━━ RECORDS PROVIDED

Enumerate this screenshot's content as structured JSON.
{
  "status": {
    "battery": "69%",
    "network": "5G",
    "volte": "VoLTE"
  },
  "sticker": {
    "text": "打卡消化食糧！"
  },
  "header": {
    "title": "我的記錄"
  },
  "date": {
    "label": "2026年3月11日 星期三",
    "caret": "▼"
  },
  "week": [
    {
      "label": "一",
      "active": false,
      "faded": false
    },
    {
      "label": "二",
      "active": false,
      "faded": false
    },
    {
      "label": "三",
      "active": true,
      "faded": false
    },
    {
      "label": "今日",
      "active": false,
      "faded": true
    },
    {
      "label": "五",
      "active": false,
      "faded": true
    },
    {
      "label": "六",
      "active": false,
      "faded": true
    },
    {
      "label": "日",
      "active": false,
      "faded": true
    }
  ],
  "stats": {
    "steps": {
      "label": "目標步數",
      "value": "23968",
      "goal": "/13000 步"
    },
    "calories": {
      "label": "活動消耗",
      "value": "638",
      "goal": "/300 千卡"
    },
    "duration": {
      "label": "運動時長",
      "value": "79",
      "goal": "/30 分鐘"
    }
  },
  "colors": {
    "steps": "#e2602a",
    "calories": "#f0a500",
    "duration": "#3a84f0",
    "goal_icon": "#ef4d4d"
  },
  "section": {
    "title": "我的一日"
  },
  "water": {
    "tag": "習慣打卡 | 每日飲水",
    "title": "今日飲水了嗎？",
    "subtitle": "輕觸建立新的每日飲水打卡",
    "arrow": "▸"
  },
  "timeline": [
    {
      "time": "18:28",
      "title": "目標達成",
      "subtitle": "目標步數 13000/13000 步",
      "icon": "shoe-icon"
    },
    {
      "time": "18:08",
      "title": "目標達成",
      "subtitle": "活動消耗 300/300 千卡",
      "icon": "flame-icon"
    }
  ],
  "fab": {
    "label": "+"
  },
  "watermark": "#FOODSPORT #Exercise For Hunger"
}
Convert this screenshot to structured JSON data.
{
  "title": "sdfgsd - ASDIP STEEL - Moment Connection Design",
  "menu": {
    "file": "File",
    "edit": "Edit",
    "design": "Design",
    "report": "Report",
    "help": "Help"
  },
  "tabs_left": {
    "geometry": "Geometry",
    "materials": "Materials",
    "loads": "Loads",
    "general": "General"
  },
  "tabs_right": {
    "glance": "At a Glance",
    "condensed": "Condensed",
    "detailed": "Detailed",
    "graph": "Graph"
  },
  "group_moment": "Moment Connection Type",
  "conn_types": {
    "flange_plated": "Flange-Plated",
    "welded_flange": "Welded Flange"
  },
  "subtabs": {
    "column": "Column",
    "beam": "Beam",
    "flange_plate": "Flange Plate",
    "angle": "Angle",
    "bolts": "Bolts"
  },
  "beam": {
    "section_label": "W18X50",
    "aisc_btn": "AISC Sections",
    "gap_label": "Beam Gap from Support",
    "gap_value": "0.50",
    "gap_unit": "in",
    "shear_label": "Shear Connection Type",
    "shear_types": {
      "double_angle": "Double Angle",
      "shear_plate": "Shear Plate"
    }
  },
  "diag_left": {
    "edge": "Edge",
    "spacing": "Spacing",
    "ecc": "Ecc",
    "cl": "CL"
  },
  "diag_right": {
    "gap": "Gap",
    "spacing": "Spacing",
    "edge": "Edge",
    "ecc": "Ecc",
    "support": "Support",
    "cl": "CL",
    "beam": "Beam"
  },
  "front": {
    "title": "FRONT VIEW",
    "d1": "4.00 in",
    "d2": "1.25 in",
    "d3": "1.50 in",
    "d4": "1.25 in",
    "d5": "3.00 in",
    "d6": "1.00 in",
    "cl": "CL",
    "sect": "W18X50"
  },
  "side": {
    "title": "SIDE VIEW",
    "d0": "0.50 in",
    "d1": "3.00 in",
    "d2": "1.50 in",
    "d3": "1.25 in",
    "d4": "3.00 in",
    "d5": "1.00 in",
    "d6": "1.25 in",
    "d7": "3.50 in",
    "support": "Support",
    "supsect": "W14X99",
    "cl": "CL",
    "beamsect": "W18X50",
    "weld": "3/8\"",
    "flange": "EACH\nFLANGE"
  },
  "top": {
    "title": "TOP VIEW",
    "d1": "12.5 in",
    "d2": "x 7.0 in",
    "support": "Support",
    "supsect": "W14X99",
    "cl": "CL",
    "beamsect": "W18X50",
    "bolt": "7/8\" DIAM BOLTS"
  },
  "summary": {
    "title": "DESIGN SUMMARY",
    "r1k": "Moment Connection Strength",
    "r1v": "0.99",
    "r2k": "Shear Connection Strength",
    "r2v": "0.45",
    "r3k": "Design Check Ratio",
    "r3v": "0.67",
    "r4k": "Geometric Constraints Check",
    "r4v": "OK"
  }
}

━━━━

TO DO
Copy down the material exactly as written.

TASK ANSWER
Enumerate this screenshot's content as structured JSON.
{
  "status": {
    "battery": "69%",
    "network": "5G",
    "volte": "VoLTE"
  },
  "sticker": {
    "text": "打卡消化食糧！"
  },
  "header": {
    "title": "我的記錄"
  },
  "date": {
    "label": "2026年3月11日 星期三",
    "caret": "▼"
  },
  "week": [
    {
      "label": "一",
      "active": false,
      "faded": false
    },
    {
      "label": "二",
      "active": false,
      "faded": false
    },
    {
      "label": "三",
      "active": true,
      "faded": false
    },
    {
      "label": "今日",
      "active": false,
      "faded": true
    },
    {
      "label": "五",
      "active": false,
      "faded": true
    },
    {
      "label": "六",
      "active": false,
      "faded": true
    },
    {
      "label": "日",
      "active": false,
      "faded": true
    }
  ],
  "stats": {
    "steps": {
      "label": "目標步數",
      "value": "23968",
      "goal": "/13000 步"
    },
    "calories": {
      "label": "活動消耗",
      "value": "638",
      "goal": "/300 千卡"
    },
    "duration": {
      "label": "運動時長",
      "value": "79",
      "goal": "/30 分鐘"
    }
  },
  "colors": {
    "steps": "#e2602a",
    "calories": "#f0a500",
    "duration": "#3a84f0",
    "goal_icon": "#ef4d4d"
  },
  "section": {
    "title": "我的一日"
  },
  "water": {
    "tag": "習慣打卡 | 每日飲水",
    "title": "今日飲水了嗎？",
    "subtitle": "輕觸建立新的每日飲水打卡",
    "arrow": "▸"
  },
  "timeline": [
    {
      "time": "18:28",
      "title": "目標達成",
      "subtitle": "目標步數 13000/13000 步",
      "icon": "shoe-icon"
    },
    {
      "time": "18:08",
      "title": "目標達成",
      "subtitle": "活動消耗 300/300 千卡",
      "icon": "flame-icon"
    }
  ],
  "fab": {
    "label": "+"
  },
  "watermark": "#FOODSPORT #Exercise For Hunger"
}
Convert this screenshot to structured JSON data.
{
  "title": "sdfgsd - ASDIP STEEL - Moment Connection Design",
  "menu": {
    "file": "File",
    "edit": "Edit",
    "design": "Design",
    "report": "Report",
    "help": "Help"
  },
  "tabs_left": {
    "geometry": "Geometry",
    "materials": "Materials",
    "loads": "Loads",
    "general": "General"
  },
  "tabs_right": {
    "glance": "At a Glance",
    "condensed": "Condensed",
    "detailed": "Detailed",
    "graph": "Graph"
  },
  "group_moment": "Moment Connection Type",
  "conn_types": {
    "flange_plated": "Flange-Plated",
    "welded_flange": "Welded Flange"
  },
  "subtabs": {
    "column": "Column",
    "beam": "Beam",
    "flange_plate": "Flange Plate",
    "angle": "Angle",
    "bolts": "Bolts"
  },
  "beam": {
    "section_label": "W18X50",
    "aisc_btn": "AISC Sections",
    "gap_label": "Beam Gap from Support",
    "gap_value": "0.50",
    "gap_unit": "in",
    "shear_label": "Shear Connection Type",
    "shear_types": {
      "double_angle": "Double Angle",
      "shear_plate": "Shear Plate"
    }
  },
  "diag_left": {
    "edge": "Edge",
    "spacing": "Spacing",
    "ecc": "Ecc",
    "cl": "CL"
  },
  "diag_right": {
    "gap": "Gap",
    "spacing": "Spacing",
    "edge": "Edge",
    "ecc": "Ecc",
    "support": "Support",
    "cl": "CL",
    "beam": "Beam"
  },
  "front": {
    "title": "FRONT VIEW",
    "d1": "4.00 in",
    "d2": "1.25 in",
    "d3": "1.50 in",
    "d4": "1.25 in",
    "d5": "3.00 in",
    "d6": "1.00 in",
    "cl": "CL",
    "sect": "W18X50"
  },
  "side": {
    "title": "SIDE VIEW",
    "d0": "0.50 in",
    "d1": "3.00 in",
    "d2": "1.50 in",
    "d3": "1.25 in",
    "d4": "3.00 in",
    "d5": "1.00 in",
    "d6": "1.25 in",
    "d7": "3.50 in",
    "support": "Support",
    "supsect": "W14X99",
    "cl": "CL",
    "beamsect": "W18X50",
    "weld": "3/8\"",
    "flange": "EACH\nFLANGE"
  },
  "top": {
    "title": "TOP VIEW",
    "d1": "12.5 in",
    "d2": "x 7.0 in",
    "support": "Support",
    "supsect": "W14X99",
    "cl": "CL",
    "beamsect": "W18X50",
    "bolt": "7/8\" DIAM BOLTS"
  },
  "summary": {
    "title": "DESIGN SUMMARY",
    "r1k": "Moment Connection Strength",
    "r1v": "0.99",
    "r2k": "Shear Connection Strength",
    "r2v": "0.45",
    "r3k": "Design Check Ratio",
    "r3v": "0.67",
    "r4k": "Geometric Constraints Check",
    "r4v": "OK"
  }
}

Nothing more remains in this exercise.